RAW DATA:

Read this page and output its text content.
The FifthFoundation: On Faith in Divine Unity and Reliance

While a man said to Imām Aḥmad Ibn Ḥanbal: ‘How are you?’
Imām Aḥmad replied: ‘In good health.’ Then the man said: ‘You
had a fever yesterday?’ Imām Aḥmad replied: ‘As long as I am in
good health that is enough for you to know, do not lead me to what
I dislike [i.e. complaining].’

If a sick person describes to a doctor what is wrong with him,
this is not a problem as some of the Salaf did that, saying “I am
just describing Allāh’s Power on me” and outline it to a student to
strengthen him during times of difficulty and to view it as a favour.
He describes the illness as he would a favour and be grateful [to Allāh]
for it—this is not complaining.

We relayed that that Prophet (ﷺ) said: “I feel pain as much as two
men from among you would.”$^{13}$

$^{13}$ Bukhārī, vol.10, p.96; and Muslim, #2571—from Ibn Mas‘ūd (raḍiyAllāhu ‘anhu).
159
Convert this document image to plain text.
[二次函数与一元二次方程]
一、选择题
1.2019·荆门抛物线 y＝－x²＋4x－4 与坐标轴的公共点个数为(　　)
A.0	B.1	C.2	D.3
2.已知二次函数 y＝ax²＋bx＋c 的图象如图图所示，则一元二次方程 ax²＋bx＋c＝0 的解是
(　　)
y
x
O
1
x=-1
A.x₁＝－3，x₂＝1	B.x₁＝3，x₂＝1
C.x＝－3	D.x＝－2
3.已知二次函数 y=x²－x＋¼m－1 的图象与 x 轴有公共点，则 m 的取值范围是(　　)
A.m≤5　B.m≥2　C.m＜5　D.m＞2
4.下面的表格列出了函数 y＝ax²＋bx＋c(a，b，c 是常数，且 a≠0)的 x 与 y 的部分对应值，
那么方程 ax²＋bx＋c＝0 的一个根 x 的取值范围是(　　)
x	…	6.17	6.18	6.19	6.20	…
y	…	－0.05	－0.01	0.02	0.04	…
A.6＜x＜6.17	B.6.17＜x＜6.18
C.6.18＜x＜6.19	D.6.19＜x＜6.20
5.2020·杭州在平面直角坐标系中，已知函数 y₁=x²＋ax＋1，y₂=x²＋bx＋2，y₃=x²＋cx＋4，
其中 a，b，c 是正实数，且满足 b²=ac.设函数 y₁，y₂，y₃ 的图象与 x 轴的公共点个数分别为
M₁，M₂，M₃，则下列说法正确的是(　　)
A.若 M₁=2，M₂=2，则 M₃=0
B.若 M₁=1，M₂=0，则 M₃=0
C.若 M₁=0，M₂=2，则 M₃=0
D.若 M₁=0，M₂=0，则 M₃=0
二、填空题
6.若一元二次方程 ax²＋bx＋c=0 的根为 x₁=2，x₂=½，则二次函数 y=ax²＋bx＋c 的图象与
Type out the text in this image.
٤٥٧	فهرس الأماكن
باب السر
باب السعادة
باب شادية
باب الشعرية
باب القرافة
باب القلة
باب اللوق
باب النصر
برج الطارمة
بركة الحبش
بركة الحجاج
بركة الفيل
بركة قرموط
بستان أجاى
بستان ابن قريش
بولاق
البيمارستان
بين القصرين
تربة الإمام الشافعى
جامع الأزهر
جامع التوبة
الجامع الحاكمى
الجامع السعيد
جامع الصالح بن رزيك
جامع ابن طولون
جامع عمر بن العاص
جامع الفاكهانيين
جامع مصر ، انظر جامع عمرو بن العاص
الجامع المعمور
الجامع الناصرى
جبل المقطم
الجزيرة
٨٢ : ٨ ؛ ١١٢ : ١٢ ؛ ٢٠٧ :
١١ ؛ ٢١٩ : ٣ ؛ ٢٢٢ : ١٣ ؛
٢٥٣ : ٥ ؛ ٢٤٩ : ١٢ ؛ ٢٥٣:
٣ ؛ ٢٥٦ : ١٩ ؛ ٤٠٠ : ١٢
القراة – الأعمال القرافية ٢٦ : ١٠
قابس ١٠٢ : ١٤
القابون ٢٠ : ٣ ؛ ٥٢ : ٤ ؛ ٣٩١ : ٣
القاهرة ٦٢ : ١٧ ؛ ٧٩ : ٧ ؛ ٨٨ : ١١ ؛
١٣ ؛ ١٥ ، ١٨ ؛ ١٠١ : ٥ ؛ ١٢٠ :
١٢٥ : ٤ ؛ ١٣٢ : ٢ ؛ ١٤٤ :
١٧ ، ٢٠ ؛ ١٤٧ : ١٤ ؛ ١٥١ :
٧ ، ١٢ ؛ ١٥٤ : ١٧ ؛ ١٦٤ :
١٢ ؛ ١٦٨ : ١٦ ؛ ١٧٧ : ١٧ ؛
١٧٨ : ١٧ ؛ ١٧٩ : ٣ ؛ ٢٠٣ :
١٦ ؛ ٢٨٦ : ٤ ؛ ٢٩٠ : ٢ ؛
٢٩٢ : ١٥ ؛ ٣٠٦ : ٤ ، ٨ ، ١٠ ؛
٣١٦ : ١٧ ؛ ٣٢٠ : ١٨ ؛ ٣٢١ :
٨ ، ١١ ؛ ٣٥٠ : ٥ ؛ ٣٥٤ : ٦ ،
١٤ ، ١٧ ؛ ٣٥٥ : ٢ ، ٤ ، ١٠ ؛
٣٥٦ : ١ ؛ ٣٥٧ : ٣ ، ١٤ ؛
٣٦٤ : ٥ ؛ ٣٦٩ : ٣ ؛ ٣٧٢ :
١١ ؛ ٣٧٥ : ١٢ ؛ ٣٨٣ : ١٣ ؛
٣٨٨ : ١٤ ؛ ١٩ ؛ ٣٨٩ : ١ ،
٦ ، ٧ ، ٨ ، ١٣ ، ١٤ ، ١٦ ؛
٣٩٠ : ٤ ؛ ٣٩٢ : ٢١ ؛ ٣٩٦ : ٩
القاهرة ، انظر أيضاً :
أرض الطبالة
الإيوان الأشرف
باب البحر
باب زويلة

THE TASK:
Your task is to output all of the data above word for word.

REPLY TO THE EXERCISE:
Read this page and output its text content.
The FifthFoundation: On Faith in Divine Unity and Reliance

While a man said to Imām Aḥmad Ibn Ḥanbal: ‘How are you?’
Imām Aḥmad replied: ‘In good health.’ Then the man said: ‘You
had a fever yesterday?’ Imām Aḥmad replied: ‘As long as I am in
good health that is enough for you to know, do not lead me to what
I dislike [i.e. complaining].’

If a sick person describes to a doctor what is wrong with him,
this is not a problem as some of the Salaf did that, saying “I am
just describing Allāh’s Power on me” and outline it to a student to
strengthen him during times of difficulty and to view it as a favour.
He describes the illness as he would a favour and be grateful [to Allāh]
for it—this is not complaining.

We relayed that that Prophet (ﷺ) said: “I feel pain as much as two
men from among you would.”$^{13}$

$^{13}$ Bukhārī, vol.10, p.96; and Muslim, #2571—from Ibn Mas‘ūd (raḍiyAllāhu ‘anhu).
159
Convert this document image to plain text.
[二次函数与一元二次方程]
一、选择题
1.2019·荆门抛物线 y＝－x²＋4x－4 与坐标轴的公共点个数为(　　)
A.0	B.1	C.2	D.3
2.已知二次函数 y＝ax²＋bx＋c 的图象如图图所示，则一元二次方程 ax²＋bx＋c＝0 的解是
(　　)
y
x
O
1
x=-1
A.x₁＝－3，x₂＝1	B.x₁＝3，x₂＝1
C.x＝－3	D.x＝－2
3.已知二次函数 y=x²－x＋¼m－1 的图象与 x 轴有公共点，则 m 的取值范围是(　　)
A.m≤5　B.m≥2　C.m＜5　D.m＞2
4.下面的表格列出了函数 y＝ax²＋bx＋c(a，b，c 是常数，且 a≠0)的 x 与 y 的部分对应值，
那么方程 ax²＋bx＋c＝0 的一个根 x 的取值范围是(　　)
x	…	6.17	6.18	6.19	6.20	…
y	…	－0.05	－0.01	0.02	0.04	…
A.6＜x＜6.17	B.6.17＜x＜6.18
C.6.18＜x＜6.19	D.6.19＜x＜6.20
5.2020·杭州在平面直角坐标系中，已知函数 y₁=x²＋ax＋1，y₂=x²＋bx＋2，y₃=x²＋cx＋4，
其中 a，b，c 是正实数，且满足 b²=ac.设函数 y₁，y₂，y₃ 的图象与 x 轴的公共点个数分别为
M₁，M₂，M₃，则下列说法正确的是(　　)
A.若 M₁=2，M₂=2，则 M₃=0
B.若 M₁=1，M₂=0，则 M₃=0
C.若 M₁=0，M₂=2，则 M₃=0
D.若 M₁=0，M₂=0，则 M₃=0
二、填空题
6.若一元二次方程 ax²＋bx＋c=0 的根为 x₁=2，x₂=½，则二次函数 y=ax²＋bx＋c 的图象与
Type out the text in this image.
٤٥٧	فهرس الأماكن
باب السر
باب السعادة
باب شادية
باب الشعرية
باب القرافة
باب القلة
باب اللوق
باب النصر
برج الطارمة
بركة الحبش
بركة الحجاج
بركة الفيل
بركة قرموط
بستان أجاى
بستان ابن قريش
بولاق
البيمارستان
بين القصرين
تربة الإمام الشافعى
جامع الأزهر
جامع التوبة
الجامع الحاكمى
الجامع السعيد
جامع الصالح بن رزيك
جامع ابن طولون
جامع عمر بن العاص
جامع الفاكهانيين
جامع مصر ، انظر جامع عمرو بن العاص
الجامع المعمور
الجامع الناصرى
جبل المقطم
الجزيرة
٨٢ : ٨ ؛ ١١٢ : ١٢ ؛ ٢٠٧ :
١١ ؛ ٢١٩ : ٣ ؛ ٢٢٢ : ١٣ ؛
٢٥٣ : ٥ ؛ ٢٤٩ : ١٢ ؛ ٢٥٣:
٣ ؛ ٢٥٦ : ١٩ ؛ ٤٠٠ : ١٢
القراة – الأعمال القرافية ٢٦ : ١٠
قابس ١٠٢ : ١٤
القابون ٢٠ : ٣ ؛ ٥٢ : ٤ ؛ ٣٩١ : ٣
القاهرة ٦٢ : ١٧ ؛ ٧٩ : ٧ ؛ ٨٨ : ١١ ؛
١٣ ؛ ١٥ ، ١٨ ؛ ١٠١ : ٥ ؛ ١٢٠ :
١٢٥ : ٤ ؛ ١٣٢ : ٢ ؛ ١٤٤ :
١٧ ، ٢٠ ؛ ١٤٧ : ١٤ ؛ ١٥١ :
٧ ، ١٢ ؛ ١٥٤ : ١٧ ؛ ١٦٤ :
١٢ ؛ ١٦٨ : ١٦ ؛ ١٧٧ : ١٧ ؛
١٧٨ : ١٧ ؛ ١٧٩ : ٣ ؛ ٢٠٣ :
١٦ ؛ ٢٨٦ : ٤ ؛ ٢٩٠ : ٢ ؛
٢٩٢ : ١٥ ؛ ٣٠٦ : ٤ ، ٨ ، ١٠ ؛
٣١٦ : ١٧ ؛ ٣٢٠ : ١٨ ؛ ٣٢١ :
٨ ، ١١ ؛ ٣٥٠ : ٥ ؛ ٣٥٤ : ٦ ،
١٤ ، ١٧ ؛ ٣٥٥ : ٢ ، ٤ ، ١٠ ؛
٣٥٦ : ١ ؛ ٣٥٧ : ٣ ، ١٤ ؛
٣٦٤ : ٥ ؛ ٣٦٩ : ٣ ؛ ٣٧٢ :
١١ ؛ ٣٧٥ : ١٢ ؛ ٣٨٣ : ١٣ ؛
٣٨٨ : ١٤ ؛ ١٩ ؛ ٣٨٩ : ١ ،
٦ ، ٧ ، ٨ ، ١٣ ، ١٤ ، ١٦ ؛
٣٩٠ : ٤ ؛ ٣٩٢ : ٢١ ؛ ٣٩٦ : ٩
القاهرة ، انظر أيضاً :
أرض الطبالة
الإيوان الأشرف
باب البحر
باب زويلة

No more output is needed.